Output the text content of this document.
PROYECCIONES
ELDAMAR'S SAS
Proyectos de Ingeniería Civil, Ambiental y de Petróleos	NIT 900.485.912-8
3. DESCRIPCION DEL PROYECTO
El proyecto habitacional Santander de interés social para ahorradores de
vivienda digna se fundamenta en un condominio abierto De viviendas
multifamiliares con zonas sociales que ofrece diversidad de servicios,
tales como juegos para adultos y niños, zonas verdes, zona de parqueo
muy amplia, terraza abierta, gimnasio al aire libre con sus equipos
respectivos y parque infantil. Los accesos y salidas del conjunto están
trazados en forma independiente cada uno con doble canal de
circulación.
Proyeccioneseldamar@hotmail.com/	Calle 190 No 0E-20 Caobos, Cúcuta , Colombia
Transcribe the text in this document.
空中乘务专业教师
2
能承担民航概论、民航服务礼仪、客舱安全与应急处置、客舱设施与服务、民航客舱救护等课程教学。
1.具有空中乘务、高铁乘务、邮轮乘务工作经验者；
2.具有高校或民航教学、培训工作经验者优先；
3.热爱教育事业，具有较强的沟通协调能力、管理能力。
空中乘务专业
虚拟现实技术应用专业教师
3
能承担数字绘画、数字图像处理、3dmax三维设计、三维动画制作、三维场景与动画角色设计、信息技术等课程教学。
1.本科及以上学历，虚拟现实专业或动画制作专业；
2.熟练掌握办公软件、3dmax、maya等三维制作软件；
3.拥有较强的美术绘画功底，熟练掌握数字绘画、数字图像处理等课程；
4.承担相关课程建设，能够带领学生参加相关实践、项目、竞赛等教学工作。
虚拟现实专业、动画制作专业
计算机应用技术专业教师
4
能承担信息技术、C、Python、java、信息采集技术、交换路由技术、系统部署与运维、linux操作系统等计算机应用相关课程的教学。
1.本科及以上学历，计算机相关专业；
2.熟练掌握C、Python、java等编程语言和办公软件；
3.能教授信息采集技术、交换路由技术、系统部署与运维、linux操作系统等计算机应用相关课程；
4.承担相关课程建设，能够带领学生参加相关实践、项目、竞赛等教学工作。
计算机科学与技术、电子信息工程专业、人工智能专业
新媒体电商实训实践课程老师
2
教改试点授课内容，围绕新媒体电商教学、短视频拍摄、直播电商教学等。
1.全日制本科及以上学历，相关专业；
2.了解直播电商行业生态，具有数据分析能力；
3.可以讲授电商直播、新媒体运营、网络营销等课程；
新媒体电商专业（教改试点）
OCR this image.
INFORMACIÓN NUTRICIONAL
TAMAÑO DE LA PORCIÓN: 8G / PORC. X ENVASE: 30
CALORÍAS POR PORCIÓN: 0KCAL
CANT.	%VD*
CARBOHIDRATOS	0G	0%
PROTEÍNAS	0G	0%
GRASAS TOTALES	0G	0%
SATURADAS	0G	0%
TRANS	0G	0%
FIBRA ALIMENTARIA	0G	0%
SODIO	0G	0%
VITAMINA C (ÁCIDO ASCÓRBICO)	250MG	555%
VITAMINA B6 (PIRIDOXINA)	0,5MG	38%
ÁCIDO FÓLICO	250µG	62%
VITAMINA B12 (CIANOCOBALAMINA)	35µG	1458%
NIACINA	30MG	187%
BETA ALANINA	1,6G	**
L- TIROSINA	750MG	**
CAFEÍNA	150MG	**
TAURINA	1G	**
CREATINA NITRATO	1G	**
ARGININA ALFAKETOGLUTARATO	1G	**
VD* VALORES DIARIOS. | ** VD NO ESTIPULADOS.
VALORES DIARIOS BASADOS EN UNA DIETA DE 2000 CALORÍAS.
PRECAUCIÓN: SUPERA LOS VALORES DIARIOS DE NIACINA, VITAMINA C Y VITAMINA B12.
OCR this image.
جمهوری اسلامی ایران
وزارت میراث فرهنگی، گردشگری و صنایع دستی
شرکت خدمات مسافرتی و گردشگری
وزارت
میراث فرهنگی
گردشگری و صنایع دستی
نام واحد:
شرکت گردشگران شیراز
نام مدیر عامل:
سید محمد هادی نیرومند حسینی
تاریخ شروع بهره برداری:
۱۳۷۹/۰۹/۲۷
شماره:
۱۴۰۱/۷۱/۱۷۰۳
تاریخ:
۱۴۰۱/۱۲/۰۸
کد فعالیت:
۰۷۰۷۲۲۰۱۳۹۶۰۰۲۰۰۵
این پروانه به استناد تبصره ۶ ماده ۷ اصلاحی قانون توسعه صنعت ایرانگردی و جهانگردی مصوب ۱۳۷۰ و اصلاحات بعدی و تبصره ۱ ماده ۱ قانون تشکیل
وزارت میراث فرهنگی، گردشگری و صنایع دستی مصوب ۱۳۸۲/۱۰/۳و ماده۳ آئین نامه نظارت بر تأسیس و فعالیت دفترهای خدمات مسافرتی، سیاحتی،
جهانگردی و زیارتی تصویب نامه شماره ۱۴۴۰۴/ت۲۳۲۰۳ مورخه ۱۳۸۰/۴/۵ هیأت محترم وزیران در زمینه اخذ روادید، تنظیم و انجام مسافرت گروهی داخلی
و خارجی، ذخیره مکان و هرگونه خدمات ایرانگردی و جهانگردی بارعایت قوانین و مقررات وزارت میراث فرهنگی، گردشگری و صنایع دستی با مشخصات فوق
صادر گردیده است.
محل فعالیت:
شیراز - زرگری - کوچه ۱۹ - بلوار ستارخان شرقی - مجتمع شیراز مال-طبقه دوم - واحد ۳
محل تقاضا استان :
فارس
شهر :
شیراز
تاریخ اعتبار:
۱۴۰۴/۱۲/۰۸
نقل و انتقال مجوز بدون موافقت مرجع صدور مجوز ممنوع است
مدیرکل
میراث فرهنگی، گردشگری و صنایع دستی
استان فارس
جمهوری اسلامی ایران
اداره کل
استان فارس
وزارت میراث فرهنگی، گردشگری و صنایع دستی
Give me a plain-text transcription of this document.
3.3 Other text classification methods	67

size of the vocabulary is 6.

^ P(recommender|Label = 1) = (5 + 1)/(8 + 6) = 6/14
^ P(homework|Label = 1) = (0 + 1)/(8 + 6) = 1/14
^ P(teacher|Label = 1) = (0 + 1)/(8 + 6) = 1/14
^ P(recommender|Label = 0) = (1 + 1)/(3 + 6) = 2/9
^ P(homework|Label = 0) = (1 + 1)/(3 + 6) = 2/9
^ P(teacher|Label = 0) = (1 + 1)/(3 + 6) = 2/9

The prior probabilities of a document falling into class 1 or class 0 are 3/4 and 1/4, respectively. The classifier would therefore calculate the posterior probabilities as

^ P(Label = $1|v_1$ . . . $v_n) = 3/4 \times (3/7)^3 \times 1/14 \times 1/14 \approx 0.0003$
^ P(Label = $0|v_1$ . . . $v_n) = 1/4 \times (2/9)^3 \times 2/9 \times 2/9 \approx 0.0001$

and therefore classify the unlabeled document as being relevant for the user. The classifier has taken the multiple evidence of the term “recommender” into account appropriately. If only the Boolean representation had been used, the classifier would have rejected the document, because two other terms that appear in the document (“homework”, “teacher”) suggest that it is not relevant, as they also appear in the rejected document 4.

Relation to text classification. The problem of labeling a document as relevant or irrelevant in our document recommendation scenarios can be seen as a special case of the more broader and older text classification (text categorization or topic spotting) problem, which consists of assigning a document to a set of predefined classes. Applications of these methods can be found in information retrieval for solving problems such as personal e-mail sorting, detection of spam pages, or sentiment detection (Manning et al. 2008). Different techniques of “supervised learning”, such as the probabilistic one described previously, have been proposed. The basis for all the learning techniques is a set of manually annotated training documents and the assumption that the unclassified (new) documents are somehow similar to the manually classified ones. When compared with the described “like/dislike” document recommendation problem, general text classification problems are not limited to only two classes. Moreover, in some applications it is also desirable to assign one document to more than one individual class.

——————

The request:
Please reproduce each record precisely as written.

Result:
Output the text content of this document.
PROYECCIONES
ELDAMAR'S SAS
Proyectos de Ingeniería Civil, Ambiental y de Petróleos	NIT 900.485.912-8
3. DESCRIPCION DEL PROYECTO
El proyecto habitacional Santander de interés social para ahorradores de
vivienda digna se fundamenta en un condominio abierto De viviendas
multifamiliares con zonas sociales que ofrece diversidad de servicios,
tales como juegos para adultos y niños, zonas verdes, zona de parqueo
muy amplia, terraza abierta, gimnasio al aire libre con sus equipos
respectivos y parque infantil. Los accesos y salidas del conjunto están
trazados en forma independiente cada uno con doble canal de
circulación.
Proyeccioneseldamar@hotmail.com/	Calle 190 No 0E-20 Caobos, Cúcuta , Colombia
Transcribe the text in this document.
空中乘务专业教师
2
能承担民航概论、民航服务礼仪、客舱安全与应急处置、客舱设施与服务、民航客舱救护等课程教学。
1.具有空中乘务、高铁乘务、邮轮乘务工作经验者；
2.具有高校或民航教学、培训工作经验者优先；
3.热爱教育事业，具有较强的沟通协调能力、管理能力。
空中乘务专业
虚拟现实技术应用专业教师
3
能承担数字绘画、数字图像处理、3dmax三维设计、三维动画制作、三维场景与动画角色设计、信息技术等课程教学。
1.本科及以上学历，虚拟现实专业或动画制作专业；
2.熟练掌握办公软件、3dmax、maya等三维制作软件；
3.拥有较强的美术绘画功底，熟练掌握数字绘画、数字图像处理等课程；
4.承担相关课程建设，能够带领学生参加相关实践、项目、竞赛等教学工作。
虚拟现实专业、动画制作专业
计算机应用技术专业教师
4
能承担信息技术、C、Python、java、信息采集技术、交换路由技术、系统部署与运维、linux操作系统等计算机应用相关课程的教学。
1.本科及以上学历，计算机相关专业；
2.熟练掌握C、Python、java等编程语言和办公软件；
3.能教授信息采集技术、交换路由技术、系统部署与运维、linux操作系统等计算机应用相关课程；
4.承担相关课程建设，能够带领学生参加相关实践、项目、竞赛等教学工作。
计算机科学与技术、电子信息工程专业、人工智能专业
新媒体电商实训实践课程老师
2
教改试点授课内容，围绕新媒体电商教学、短视频拍摄、直播电商教学等。
1.全日制本科及以上学历，相关专业；
2.了解直播电商行业生态，具有数据分析能力；
3.可以讲授电商直播、新媒体运营、网络营销等课程；
新媒体电商专业（教改试点）
OCR this image.
INFORMACIÓN NUTRICIONAL
TAMAÑO DE LA PORCIÓN: 8G / PORC. X ENVASE: 30
CALORÍAS POR PORCIÓN: 0KCAL
CANT.	%VD*
CARBOHIDRATOS	0G	0%
PROTEÍNAS	0G	0%
GRASAS TOTALES	0G	0%
SATURADAS	0G	0%
TRANS	0G	0%
FIBRA ALIMENTARIA	0G	0%
SODIO	0G	0%
VITAMINA C (ÁCIDO ASCÓRBICO)	250MG	555%
VITAMINA B6 (PIRIDOXINA)	0,5MG	38%
ÁCIDO FÓLICO	250µG	62%
VITAMINA B12 (CIANOCOBALAMINA)	35µG	1458%
NIACINA	30MG	187%
BETA ALANINA	1,6G	**
L- TIROSINA	750MG	**
CAFEÍNA	150MG	**
TAURINA	1G	**
CREATINA NITRATO	1G	**
ARGININA ALFAKETOGLUTARATO	1G	**
VD* VALORES DIARIOS. | ** VD NO ESTIPULADOS.
VALORES DIARIOS BASADOS EN UNA DIETA DE 2000 CALORÍAS.
PRECAUCIÓN: SUPERA LOS VALORES DIARIOS DE NIACINA, VITAMINA C Y VITAMINA B12.
OCR this image.
جمهوری اسلامی ایران
وزارت میراث فرهنگی، گردشگری و صنایع دستی
شرکت خدمات مسافرتی و گردشگری
وزارت
میراث فرهنگی
گردشگری و صنایع دستی
نام واحد:
شرکت گردشگران شیراز
نام مدیر عامل:
سید محمد هادی نیرومند حسینی
تاریخ شروع بهره برداری:
۱۳۷۹/۰۹/۲۷
شماره:
۱۴۰۱/۷۱/۱۷۰۳
تاریخ:
۱۴۰۱/۱۲/۰۸
کد فعالیت:
۰۷۰۷۲۲۰۱۳۹۶۰۰۲۰۰۵
این پروانه به استناد تبصره ۶ ماده ۷ اصلاحی قانون توسعه صنعت ایرانگردی و جهانگردی مصوب ۱۳۷۰ و اصلاحات بعدی و تبصره ۱ ماده ۱ قانون تشکیل
وزارت میراث فرهنگی، گردشگری و صنایع دستی مصوب ۱۳۸۲/۱۰/۳و ماده۳ آئین نامه نظارت بر تأسیس و فعالیت دفترهای خدمات مسافرتی، سیاحتی،
جهانگردی و زیارتی تصویب نامه شماره ۱۴۴۰۴/ت۲۳۲۰۳ مورخه ۱۳۸۰/۴/۵ هیأت محترم وزیران در زمینه اخذ روادید، تنظیم و انجام مسافرت گروهی داخلی
و خارجی، ذخیره مکان و هرگونه خدمات ایرانگردی و جهانگردی بارعایت قوانین و مقررات وزارت میراث فرهنگی، گردشگری و صنایع دستی با مشخصات فوق
صادر گردیده است.
محل فعالیت:
شیراز - زرگری - کوچه ۱۹ - بلوار ستارخان شرقی - مجتمع شیراز مال-طبقه دوم - واحد ۳
محل تقاضا استان :
فارس
شهر :
شیراز
تاریخ اعتبار:
۱۴۰۴/۱۲/۰۸
نقل و انتقال مجوز بدون موافقت مرجع صدور مجوز ممنوع است
مدیرکل
میراث فرهنگی، گردشگری و صنایع دستی
استان فارس
جمهوری اسلامی ایران
اداره کل
استان فارس
وزارت میراث فرهنگی، گردشگری و صنایع دستی
Give me a plain-text transcription of this document.
3.3 Other text classification methods	67

size of the vocabulary is 6.

^ P(recommender|Label = 1) = (5 + 1)/(8 + 6) = 6/14
^ P(homework|Label = 1) = (0 + 1)/(8 + 6) = 1/14
^ P(teacher|Label = 1) = (0 + 1)/(8 + 6) = 1/14
^ P(recommender|Label = 0) = (1 + 1)/(3 + 6) = 2/9
^ P(homework|Label = 0) = (1 + 1)/(3 + 6) = 2/9
^ P(teacher|Label = 0) = (1 + 1)/(3 + 6) = 2/9

The prior probabilities of a document falling into class 1 or class 0 are 3/4 and 1/4, respectively. The classifier would therefore calculate the posterior probabilities as

^ P(Label = $1|v_1$ . . . $v_n) = 3/4 \times (3/7)^3 \times 1/14 \times 1/14 \approx 0.0003$
^ P(Label = $0|v_1$ . . . $v_n) = 1/4 \times (2/9)^3 \times 2/9 \times 2/9 \approx 0.0001$

and therefore classify the unlabeled document as being relevant for the user. The classifier has taken the multiple evidence of the term “recommender” into account appropriately. If only the Boolean representation had been used, the classifier would have rejected the document, because two other terms that appear in the document (“homework”, “teacher”) suggest that it is not relevant, as they also appear in the rejected document 4.

Relation to text classification. The problem of labeling a document as relevant or irrelevant in our document recommendation scenarios can be seen as a special case of the more broader and older text classification (text categorization or topic spotting) problem, which consists of assigning a document to a set of predefined classes. Applications of these methods can be found in information retrieval for solving problems such as personal e-mail sorting, detection of spam pages, or sentiment detection (Manning et al. 2008). Different techniques of “supervised learning”, such as the probabilistic one described previously, have been proposed. The basis for all the learning techniques is a set of manually annotated training documents and the assumption that the unclassified (new) documents are somehow similar to the manually classified ones. When compared with the described “like/dislike” document recommendation problem, general text classification problems are not limited to only two classes. Moreover, in some applications it is also desirable to assign one document to more than one individual class.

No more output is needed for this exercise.